Do these three statements agree with the abstract on OsLAT5 as a selectable marker? For each, answer yes or no and quote the words of the abstract that decide it.
1. Marker genes are often affected by gene silencing.
2. The CRISPR/Cas9 constructs were built to target four close homologs.
3. Selectable markers take up only a small part of the T-DNA.

[Selected extract]
┌────────
Loss-of-function mutation in the polyamine transporter gene OsLAT5 as a potential selectable marker for genome editing

Abstract

Abstract Genome editing by TALENs and CRISPR/Cas has become routine tools. During stable plant transformation, genes coding for editing enzymes, e.g., Cas9, guide RNAs (gRNA), and selectable markers are integrated into the nuclear genome. Identification of successful transformants relies on selectable or screenable markers, typically genes providing resistance to herbicides or antibiotics. Selectable markers use a substantial portion of the T-DNA, hence reducing transfer efficiency by limiting the effective number of TALENs or guide/pegRNAs that can be used. Marker genes are frequently subject to gene silencing. Here, we generated loss-of-function mutations in PUT/LAT-type polyamine transporter family genes to confer resistance to methylviologen (MV). As proof of concept, CRISPR/Cas9 constructs with gRNAs were constructed to target three close homologs OsLAT1, OsLAT5, and OsLAT7. Loss of OsLAT5(also known as OsPUT3 or OsPAR1) function was sufficient to confer resistance to MV in rice seeds, seedlings and calli, validating the editing approach of OsLAT5 to obtain a selectable marker. We discuss use of a gRNA cassette (OsLAT5) as selectable marker and reporter for successful genome editing for optimizing editing protocols.
└────────
[Record extracts]
┌────────
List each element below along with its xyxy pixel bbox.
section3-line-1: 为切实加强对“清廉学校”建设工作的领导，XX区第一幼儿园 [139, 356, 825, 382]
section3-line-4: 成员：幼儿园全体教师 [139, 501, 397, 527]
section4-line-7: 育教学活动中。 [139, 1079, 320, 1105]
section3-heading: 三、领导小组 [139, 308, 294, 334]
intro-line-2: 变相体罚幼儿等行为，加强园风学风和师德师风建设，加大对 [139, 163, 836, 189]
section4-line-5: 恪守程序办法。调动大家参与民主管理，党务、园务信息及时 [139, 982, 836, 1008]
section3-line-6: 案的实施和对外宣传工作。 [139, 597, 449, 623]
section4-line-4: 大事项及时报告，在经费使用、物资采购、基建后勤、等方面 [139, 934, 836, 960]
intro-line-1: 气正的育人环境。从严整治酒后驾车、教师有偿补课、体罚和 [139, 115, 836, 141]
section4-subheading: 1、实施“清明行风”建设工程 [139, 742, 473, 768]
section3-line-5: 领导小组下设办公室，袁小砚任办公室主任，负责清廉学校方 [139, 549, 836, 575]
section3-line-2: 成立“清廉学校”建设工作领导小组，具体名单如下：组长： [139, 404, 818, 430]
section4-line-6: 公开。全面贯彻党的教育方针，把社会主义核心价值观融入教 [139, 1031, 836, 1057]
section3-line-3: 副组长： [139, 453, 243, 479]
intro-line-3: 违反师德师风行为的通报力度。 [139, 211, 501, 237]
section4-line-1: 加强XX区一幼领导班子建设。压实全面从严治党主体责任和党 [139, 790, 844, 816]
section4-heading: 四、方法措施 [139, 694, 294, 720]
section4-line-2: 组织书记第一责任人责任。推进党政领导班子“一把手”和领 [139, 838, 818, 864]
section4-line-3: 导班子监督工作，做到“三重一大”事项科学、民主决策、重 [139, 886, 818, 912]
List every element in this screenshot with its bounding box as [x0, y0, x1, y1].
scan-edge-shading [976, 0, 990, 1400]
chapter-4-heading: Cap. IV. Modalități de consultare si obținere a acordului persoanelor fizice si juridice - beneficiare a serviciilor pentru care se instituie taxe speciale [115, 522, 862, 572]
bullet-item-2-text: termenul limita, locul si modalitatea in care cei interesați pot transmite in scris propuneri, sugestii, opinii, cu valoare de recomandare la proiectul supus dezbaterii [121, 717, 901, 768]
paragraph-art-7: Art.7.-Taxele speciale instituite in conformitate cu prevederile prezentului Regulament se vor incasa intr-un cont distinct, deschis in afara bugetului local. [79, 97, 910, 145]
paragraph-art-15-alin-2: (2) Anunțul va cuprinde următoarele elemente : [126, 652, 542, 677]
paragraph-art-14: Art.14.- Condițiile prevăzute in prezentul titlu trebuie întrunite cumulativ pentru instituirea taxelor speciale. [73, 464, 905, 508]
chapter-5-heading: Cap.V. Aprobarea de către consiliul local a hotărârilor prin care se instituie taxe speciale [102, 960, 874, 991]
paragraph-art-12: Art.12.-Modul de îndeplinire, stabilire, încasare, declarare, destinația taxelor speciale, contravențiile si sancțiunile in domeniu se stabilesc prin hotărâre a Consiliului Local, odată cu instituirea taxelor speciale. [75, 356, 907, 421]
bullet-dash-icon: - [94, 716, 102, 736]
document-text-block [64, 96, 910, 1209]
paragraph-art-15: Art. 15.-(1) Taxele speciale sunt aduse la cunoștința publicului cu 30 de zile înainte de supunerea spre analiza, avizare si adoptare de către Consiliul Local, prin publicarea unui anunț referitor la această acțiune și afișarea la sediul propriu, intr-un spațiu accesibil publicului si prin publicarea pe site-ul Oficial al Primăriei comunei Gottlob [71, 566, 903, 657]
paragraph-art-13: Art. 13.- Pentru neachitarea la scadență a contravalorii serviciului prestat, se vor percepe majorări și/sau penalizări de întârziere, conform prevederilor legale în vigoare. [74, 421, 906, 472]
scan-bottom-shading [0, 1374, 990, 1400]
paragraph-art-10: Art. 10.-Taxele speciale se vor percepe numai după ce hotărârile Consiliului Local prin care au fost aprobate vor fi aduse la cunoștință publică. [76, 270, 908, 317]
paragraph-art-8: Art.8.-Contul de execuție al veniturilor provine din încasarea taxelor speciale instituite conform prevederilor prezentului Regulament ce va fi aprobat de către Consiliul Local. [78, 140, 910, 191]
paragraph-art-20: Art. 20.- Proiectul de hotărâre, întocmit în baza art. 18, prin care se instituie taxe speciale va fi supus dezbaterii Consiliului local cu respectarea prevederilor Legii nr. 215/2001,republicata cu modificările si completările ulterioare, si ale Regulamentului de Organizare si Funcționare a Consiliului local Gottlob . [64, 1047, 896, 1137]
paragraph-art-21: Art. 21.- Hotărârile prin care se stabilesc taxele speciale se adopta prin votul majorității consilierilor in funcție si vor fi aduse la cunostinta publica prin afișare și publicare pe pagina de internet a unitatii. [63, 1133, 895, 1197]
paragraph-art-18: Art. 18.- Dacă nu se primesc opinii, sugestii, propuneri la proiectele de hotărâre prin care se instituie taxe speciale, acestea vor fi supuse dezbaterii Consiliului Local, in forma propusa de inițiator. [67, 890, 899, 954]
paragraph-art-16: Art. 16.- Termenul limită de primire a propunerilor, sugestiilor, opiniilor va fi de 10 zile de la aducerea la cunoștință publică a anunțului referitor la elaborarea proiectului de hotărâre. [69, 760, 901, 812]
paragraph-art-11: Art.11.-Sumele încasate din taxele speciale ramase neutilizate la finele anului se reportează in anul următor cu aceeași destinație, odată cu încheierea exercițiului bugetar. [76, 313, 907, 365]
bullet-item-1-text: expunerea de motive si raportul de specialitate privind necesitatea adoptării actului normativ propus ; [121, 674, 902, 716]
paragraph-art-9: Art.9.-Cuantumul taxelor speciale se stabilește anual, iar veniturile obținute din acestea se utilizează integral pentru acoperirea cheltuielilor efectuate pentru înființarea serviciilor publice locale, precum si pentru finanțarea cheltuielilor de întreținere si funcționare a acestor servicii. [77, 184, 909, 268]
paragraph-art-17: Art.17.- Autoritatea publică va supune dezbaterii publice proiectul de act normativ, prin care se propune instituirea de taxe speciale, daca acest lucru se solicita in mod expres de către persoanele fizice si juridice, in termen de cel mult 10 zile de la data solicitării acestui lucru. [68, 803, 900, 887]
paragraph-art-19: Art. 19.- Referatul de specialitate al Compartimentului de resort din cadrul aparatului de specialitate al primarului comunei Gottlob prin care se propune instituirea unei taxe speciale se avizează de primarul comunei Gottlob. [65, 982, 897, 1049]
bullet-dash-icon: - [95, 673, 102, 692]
└────────
[Task answer]
1. Yes: "Marker genes are frequently subject to gene silencing."
2. No: "CRISPR/Cas9 constructs with gRNAs were constructed to target three close homologs OsLAT1, OsLAT5, and OsLAT7."
3. No: "Selectable markers use a substantial portion of the T-DNA."